◆ WHAT NEEDS TO BE DONE:
Output every entry exactly as written, skipping any pictures.

(Transcript data for document pages)
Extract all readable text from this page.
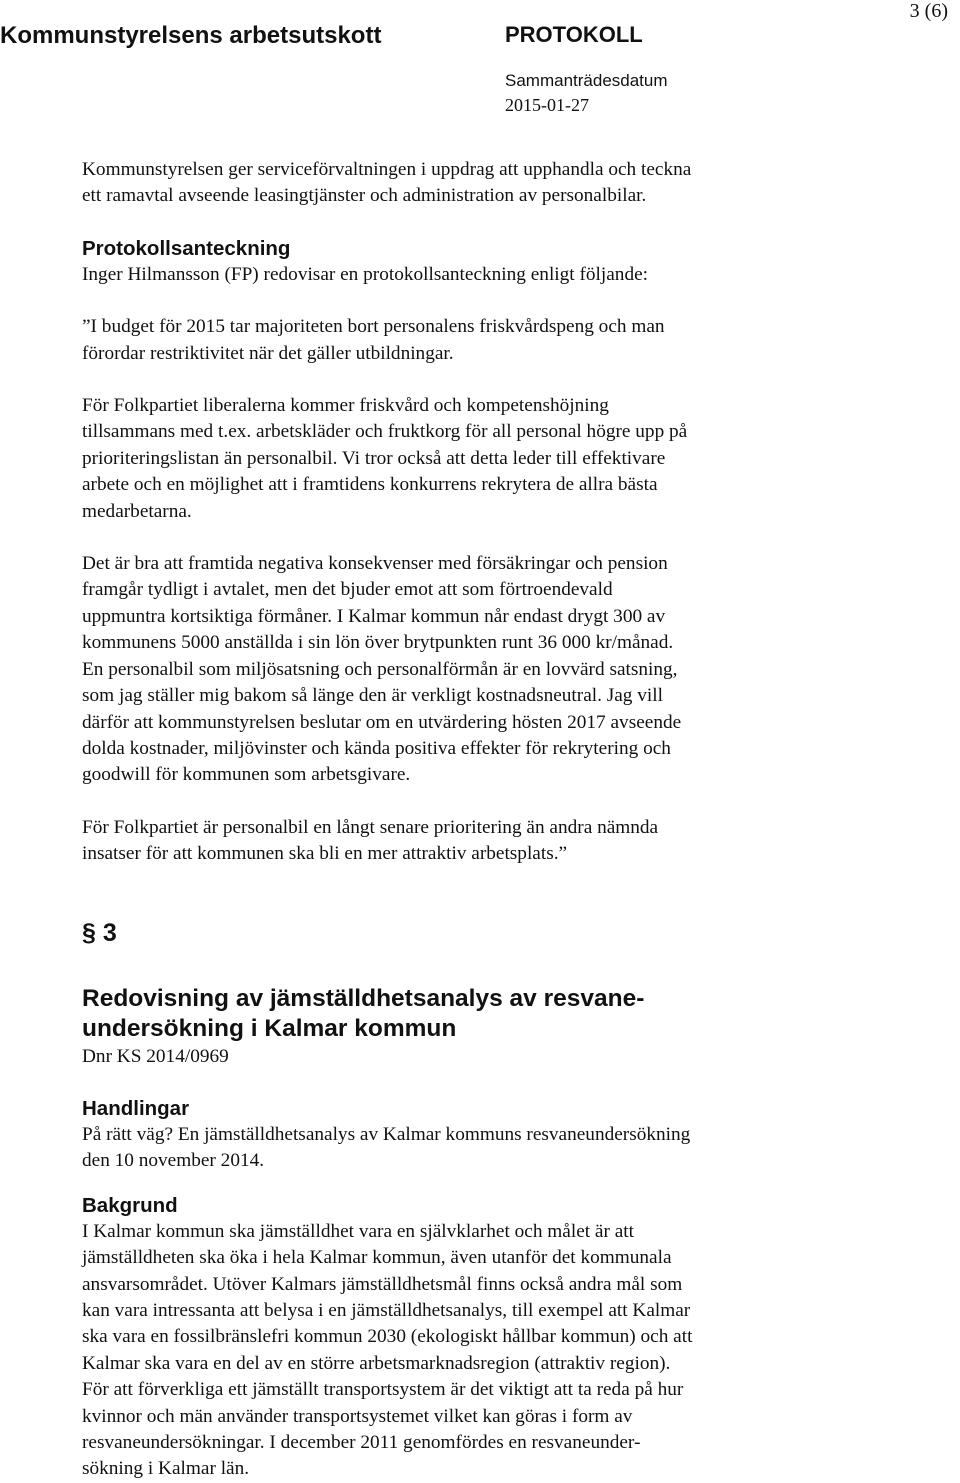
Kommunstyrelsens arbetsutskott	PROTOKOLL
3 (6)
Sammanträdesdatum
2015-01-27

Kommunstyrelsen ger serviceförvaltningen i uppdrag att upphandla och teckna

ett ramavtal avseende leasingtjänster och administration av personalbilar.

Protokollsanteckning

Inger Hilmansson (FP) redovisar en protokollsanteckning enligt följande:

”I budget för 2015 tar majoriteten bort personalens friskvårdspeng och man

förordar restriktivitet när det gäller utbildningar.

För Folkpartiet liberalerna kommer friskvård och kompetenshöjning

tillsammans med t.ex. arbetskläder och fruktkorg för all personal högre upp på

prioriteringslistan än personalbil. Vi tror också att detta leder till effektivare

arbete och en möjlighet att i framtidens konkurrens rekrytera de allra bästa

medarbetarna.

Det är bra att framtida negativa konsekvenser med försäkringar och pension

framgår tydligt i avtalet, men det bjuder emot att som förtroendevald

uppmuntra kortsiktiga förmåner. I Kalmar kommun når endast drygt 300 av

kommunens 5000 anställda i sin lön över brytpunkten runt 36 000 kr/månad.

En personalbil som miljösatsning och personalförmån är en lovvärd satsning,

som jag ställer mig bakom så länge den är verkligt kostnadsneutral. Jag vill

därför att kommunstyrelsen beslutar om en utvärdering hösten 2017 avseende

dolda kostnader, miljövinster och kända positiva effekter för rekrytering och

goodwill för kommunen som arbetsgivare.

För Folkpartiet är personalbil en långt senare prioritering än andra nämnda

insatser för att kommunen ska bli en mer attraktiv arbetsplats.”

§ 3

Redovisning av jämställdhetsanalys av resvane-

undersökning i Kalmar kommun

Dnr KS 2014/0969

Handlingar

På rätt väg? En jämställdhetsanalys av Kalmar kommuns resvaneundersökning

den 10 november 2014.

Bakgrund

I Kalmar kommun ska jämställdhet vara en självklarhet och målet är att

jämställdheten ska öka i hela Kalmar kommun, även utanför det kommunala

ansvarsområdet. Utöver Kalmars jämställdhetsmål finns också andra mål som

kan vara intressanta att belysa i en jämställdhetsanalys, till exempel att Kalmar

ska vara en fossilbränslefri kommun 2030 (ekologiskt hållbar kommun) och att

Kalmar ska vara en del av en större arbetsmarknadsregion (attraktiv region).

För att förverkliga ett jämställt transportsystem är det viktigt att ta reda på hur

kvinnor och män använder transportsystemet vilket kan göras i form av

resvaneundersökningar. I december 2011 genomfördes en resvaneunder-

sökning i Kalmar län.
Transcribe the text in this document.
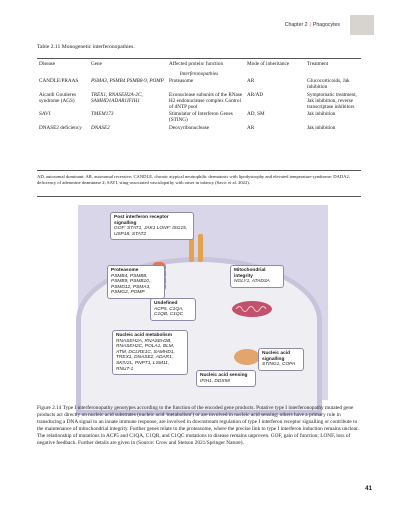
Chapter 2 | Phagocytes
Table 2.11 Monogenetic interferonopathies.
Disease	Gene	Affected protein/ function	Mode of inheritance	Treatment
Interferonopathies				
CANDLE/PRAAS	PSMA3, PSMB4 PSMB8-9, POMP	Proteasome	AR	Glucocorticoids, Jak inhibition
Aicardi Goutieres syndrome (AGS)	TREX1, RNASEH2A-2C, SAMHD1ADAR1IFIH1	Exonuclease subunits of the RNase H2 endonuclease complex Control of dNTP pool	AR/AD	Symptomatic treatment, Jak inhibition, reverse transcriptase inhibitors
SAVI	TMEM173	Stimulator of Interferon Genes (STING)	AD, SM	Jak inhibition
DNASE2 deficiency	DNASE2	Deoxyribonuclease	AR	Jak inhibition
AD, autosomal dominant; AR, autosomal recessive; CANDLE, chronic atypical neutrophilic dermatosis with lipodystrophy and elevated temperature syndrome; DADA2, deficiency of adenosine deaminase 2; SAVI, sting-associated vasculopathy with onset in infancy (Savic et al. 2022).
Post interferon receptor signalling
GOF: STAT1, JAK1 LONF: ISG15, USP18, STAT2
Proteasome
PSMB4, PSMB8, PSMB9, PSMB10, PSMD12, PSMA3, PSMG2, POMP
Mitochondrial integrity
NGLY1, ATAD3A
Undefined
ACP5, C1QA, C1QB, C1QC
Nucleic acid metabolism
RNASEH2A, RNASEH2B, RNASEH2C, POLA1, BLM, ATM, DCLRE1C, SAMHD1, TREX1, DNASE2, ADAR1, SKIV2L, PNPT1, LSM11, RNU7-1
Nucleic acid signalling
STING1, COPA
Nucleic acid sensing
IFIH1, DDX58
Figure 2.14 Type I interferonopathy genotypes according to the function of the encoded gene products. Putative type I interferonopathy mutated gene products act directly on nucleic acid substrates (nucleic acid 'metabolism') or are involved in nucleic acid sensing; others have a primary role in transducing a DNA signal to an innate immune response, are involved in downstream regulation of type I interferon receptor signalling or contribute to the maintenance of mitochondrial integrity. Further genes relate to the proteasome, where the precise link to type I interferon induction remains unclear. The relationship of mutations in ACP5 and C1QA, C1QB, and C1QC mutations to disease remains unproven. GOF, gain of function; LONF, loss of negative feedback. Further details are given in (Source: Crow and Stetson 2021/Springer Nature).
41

◆ THE COMPLETED TASK:
Extract all readable text from this page.
Kommunstyrelsens arbetsutskott	PROTOKOLL
3 (6)
Sammanträdesdatum
2015-01-27

Kommunstyrelsen ger serviceförvaltningen i uppdrag att upphandla och teckna

ett ramavtal avseende leasingtjänster och administration av personalbilar.

Protokollsanteckning

Inger Hilmansson (FP) redovisar en protokollsanteckning enligt följande:

”I budget för 2015 tar majoriteten bort personalens friskvårdspeng och man

förordar restriktivitet när det gäller utbildningar.

För Folkpartiet liberalerna kommer friskvård och kompetenshöjning

tillsammans med t.ex. arbetskläder och fruktkorg för all personal högre upp på

prioriteringslistan än personalbil. Vi tror också att detta leder till effektivare

arbete och en möjlighet att i framtidens konkurrens rekrytera de allra bästa

medarbetarna.

Det är bra att framtida negativa konsekvenser med försäkringar och pension

framgår tydligt i avtalet, men det bjuder emot att som förtroendevald

uppmuntra kortsiktiga förmåner. I Kalmar kommun når endast drygt 300 av

kommunens 5000 anställda i sin lön över brytpunkten runt 36 000 kr/månad.

En personalbil som miljösatsning och personalförmån är en lovvärd satsning,

som jag ställer mig bakom så länge den är verkligt kostnadsneutral. Jag vill

därför att kommunstyrelsen beslutar om en utvärdering hösten 2017 avseende

dolda kostnader, miljövinster och kända positiva effekter för rekrytering och

goodwill för kommunen som arbetsgivare.

För Folkpartiet är personalbil en långt senare prioritering än andra nämnda

insatser för att kommunen ska bli en mer attraktiv arbetsplats.”

§ 3

Redovisning av jämställdhetsanalys av resvane-

undersökning i Kalmar kommun

Dnr KS 2014/0969

Handlingar

På rätt väg? En jämställdhetsanalys av Kalmar kommuns resvaneundersökning

den 10 november 2014.

Bakgrund

I Kalmar kommun ska jämställdhet vara en självklarhet och målet är att

jämställdheten ska öka i hela Kalmar kommun, även utanför det kommunala

ansvarsområdet. Utöver Kalmars jämställdhetsmål finns också andra mål som

kan vara intressanta att belysa i en jämställdhetsanalys, till exempel att Kalmar

ska vara en fossilbränslefri kommun 2030 (ekologiskt hållbar kommun) och att

Kalmar ska vara en del av en större arbetsmarknadsregion (attraktiv region).

För att förverkliga ett jämställt transportsystem är det viktigt att ta reda på hur

kvinnor och män använder transportsystemet vilket kan göras i form av

resvaneundersökningar. I december 2011 genomfördes en resvaneunder-

sökning i Kalmar län.
Transcribe the text in this document.
Chapter 2 | Phagocytes
Table 2.11 Monogenetic interferonopathies.
Disease	Gene	Affected protein/ function	Mode of inheritance	Treatment
Interferonopathies				
CANDLE/PRAAS	PSMA3, PSMB4 PSMB8-9, POMP	Proteasome	AR	Glucocorticoids, Jak inhibition
Aicardi Goutieres syndrome (AGS)	TREX1, RNASEH2A-2C, SAMHD1ADAR1IFIH1	Exonuclease subunits of the RNase H2 endonuclease complex Control of dNTP pool	AR/AD	Symptomatic treatment, Jak inhibition, reverse transcriptase inhibitors
SAVI	TMEM173	Stimulator of Interferon Genes (STING)	AD, SM	Jak inhibition
DNASE2 deficiency	DNASE2	Deoxyribonuclease	AR	Jak inhibition
AD, autosomal dominant; AR, autosomal recessive; CANDLE, chronic atypical neutrophilic dermatosis with lipodystrophy and elevated temperature syndrome; DADA2, deficiency of adenosine deaminase 2; SAVI, sting-associated vasculopathy with onset in infancy (Savic et al. 2022).
Post interferon receptor signalling
GOF: STAT1, JAK1 LONF: ISG15, USP18, STAT2
Proteasome
PSMB4, PSMB8, PSMB9, PSMB10, PSMD12, PSMA3, PSMG2, POMP
Mitochondrial integrity
NGLY1, ATAD3A
Undefined
ACP5, C1QA, C1QB, C1QC
Nucleic acid metabolism
RNASEH2A, RNASEH2B, RNASEH2C, POLA1, BLM, ATM, DCLRE1C, SAMHD1, TREX1, DNASE2, ADAR1, SKIV2L, PNPT1, LSM11, RNU7-1
Nucleic acid signalling
STING1, COPA
Nucleic acid sensing
IFIH1, DDX58
Figure 2.14 Type I interferonopathy genotypes according to the function of the encoded gene products. Putative type I interferonopathy mutated gene products act directly on nucleic acid substrates (nucleic acid 'metabolism') or are involved in nucleic acid sensing; others have a primary role in transducing a DNA signal to an innate immune response, are involved in downstream regulation of type I interferon receptor signalling or contribute to the maintenance of mitochondrial integrity. Further genes relate to the proteasome, where the precise link to type I interferon induction remains unclear. The relationship of mutations in ACP5 and C1QA, C1QB, and C1QC mutations to disease remains unproven. GOF, gain of function; LONF, loss of negative feedback. Further details are given in (Source: Crow and Stetson 2021/Springer Nature).
41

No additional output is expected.